• _Some records_:
---

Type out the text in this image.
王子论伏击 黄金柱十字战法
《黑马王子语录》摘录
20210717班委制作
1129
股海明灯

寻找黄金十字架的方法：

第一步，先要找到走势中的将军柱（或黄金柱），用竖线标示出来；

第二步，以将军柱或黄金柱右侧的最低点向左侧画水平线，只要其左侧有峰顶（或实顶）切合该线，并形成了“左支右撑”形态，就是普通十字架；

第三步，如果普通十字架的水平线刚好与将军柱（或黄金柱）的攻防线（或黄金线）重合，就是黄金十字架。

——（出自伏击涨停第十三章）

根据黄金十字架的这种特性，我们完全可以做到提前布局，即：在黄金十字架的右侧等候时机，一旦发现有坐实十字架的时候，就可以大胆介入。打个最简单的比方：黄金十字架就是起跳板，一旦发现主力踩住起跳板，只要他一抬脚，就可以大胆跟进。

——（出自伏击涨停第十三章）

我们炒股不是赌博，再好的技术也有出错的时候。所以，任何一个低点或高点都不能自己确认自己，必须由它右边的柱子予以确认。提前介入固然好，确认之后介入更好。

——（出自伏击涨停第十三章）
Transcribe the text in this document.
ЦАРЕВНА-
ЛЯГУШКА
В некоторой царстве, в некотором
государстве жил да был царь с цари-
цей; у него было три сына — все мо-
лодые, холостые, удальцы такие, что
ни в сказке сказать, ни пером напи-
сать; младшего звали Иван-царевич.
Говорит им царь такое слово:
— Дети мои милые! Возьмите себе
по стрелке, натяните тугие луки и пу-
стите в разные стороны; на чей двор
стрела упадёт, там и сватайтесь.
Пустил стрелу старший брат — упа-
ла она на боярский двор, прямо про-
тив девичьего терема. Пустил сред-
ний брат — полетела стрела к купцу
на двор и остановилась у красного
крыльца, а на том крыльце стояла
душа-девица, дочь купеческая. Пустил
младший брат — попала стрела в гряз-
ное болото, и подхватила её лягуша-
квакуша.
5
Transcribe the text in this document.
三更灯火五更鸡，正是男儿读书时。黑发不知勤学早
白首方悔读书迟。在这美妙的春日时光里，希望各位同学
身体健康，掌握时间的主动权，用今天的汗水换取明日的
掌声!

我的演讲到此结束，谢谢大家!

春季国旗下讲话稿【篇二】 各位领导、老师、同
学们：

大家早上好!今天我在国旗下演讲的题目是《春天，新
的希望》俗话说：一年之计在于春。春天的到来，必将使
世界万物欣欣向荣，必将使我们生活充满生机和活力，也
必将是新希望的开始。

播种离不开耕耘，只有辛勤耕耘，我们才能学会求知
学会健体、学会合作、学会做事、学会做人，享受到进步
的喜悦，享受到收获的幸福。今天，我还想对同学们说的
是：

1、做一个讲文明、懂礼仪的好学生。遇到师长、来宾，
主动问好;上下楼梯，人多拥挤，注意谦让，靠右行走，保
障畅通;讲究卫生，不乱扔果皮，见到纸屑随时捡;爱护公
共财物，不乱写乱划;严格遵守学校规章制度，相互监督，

---

• _Given instruction_: Your task is to reproduce the whole listing exactly.

• _Task output_:
Type out the text in this image.
王子论伏击 黄金柱十字战法
《黑马王子语录》摘录
20210717班委制作
1129
股海明灯

寻找黄金十字架的方法：

第一步，先要找到走势中的将军柱（或黄金柱），用竖线标示出来；

第二步，以将军柱或黄金柱右侧的最低点向左侧画水平线，只要其左侧有峰顶（或实顶）切合该线，并形成了“左支右撑”形态，就是普通十字架；

第三步，如果普通十字架的水平线刚好与将军柱（或黄金柱）的攻防线（或黄金线）重合，就是黄金十字架。

——（出自伏击涨停第十三章）

根据黄金十字架的这种特性，我们完全可以做到提前布局，即：在黄金十字架的右侧等候时机，一旦发现有坐实十字架的时候，就可以大胆介入。打个最简单的比方：黄金十字架就是起跳板，一旦发现主力踩住起跳板，只要他一抬脚，就可以大胆跟进。

——（出自伏击涨停第十三章）

我们炒股不是赌博，再好的技术也有出错的时候。所以，任何一个低点或高点都不能自己确认自己，必须由它右边的柱子予以确认。提前介入固然好，确认之后介入更好。

——（出自伏击涨停第十三章）
Transcribe the text in this document.
ЦАРЕВНА-
ЛЯГУШКА
В некоторой царстве, в некотором
государстве жил да был царь с цари-
цей; у него было три сына — все мо-
лодые, холостые, удальцы такие, что
ни в сказке сказать, ни пером напи-
сать; младшего звали Иван-царевич.
Говорит им царь такое слово:
— Дети мои милые! Возьмите себе
по стрелке, натяните тугие луки и пу-
стите в разные стороны; на чей двор
стрела упадёт, там и сватайтесь.
Пустил стрелу старший брат — упа-
ла она на боярский двор, прямо про-
тив девичьего терема. Пустил сред-
ний брат — полетела стрела к купцу
на двор и остановилась у красного
крыльца, а на том крыльце стояла
душа-девица, дочь купеческая. Пустил
младший брат — попала стрела в гряз-
ное болото, и подхватила её лягуша-
квакуша.
5
Transcribe the text in this document.
三更灯火五更鸡，正是男儿读书时。黑发不知勤学早
白首方悔读书迟。在这美妙的春日时光里，希望各位同学
身体健康，掌握时间的主动权，用今天的汗水换取明日的
掌声!

我的演讲到此结束，谢谢大家!

春季国旗下讲话稿【篇二】 各位领导、老师、同
学们：

大家早上好!今天我在国旗下演讲的题目是《春天，新
的希望》俗话说：一年之计在于春。春天的到来，必将使
世界万物欣欣向荣，必将使我们生活充满生机和活力，也
必将是新希望的开始。

播种离不开耕耘，只有辛勤耕耘，我们才能学会求知
学会健体、学会合作、学会做事、学会做人，享受到进步
的喜悦，享受到收获的幸福。今天，我还想对同学们说的
是：

1、做一个讲文明、懂礼仪的好学生。遇到师长、来宾，
主动问好;上下楼梯，人多拥挤，注意谦让，靠右行走，保
障畅通;讲究卫生，不乱扔果皮，见到纸屑随时捡;爱护公
共财物，不乱写乱划;严格遵守学校规章制度，相互监督，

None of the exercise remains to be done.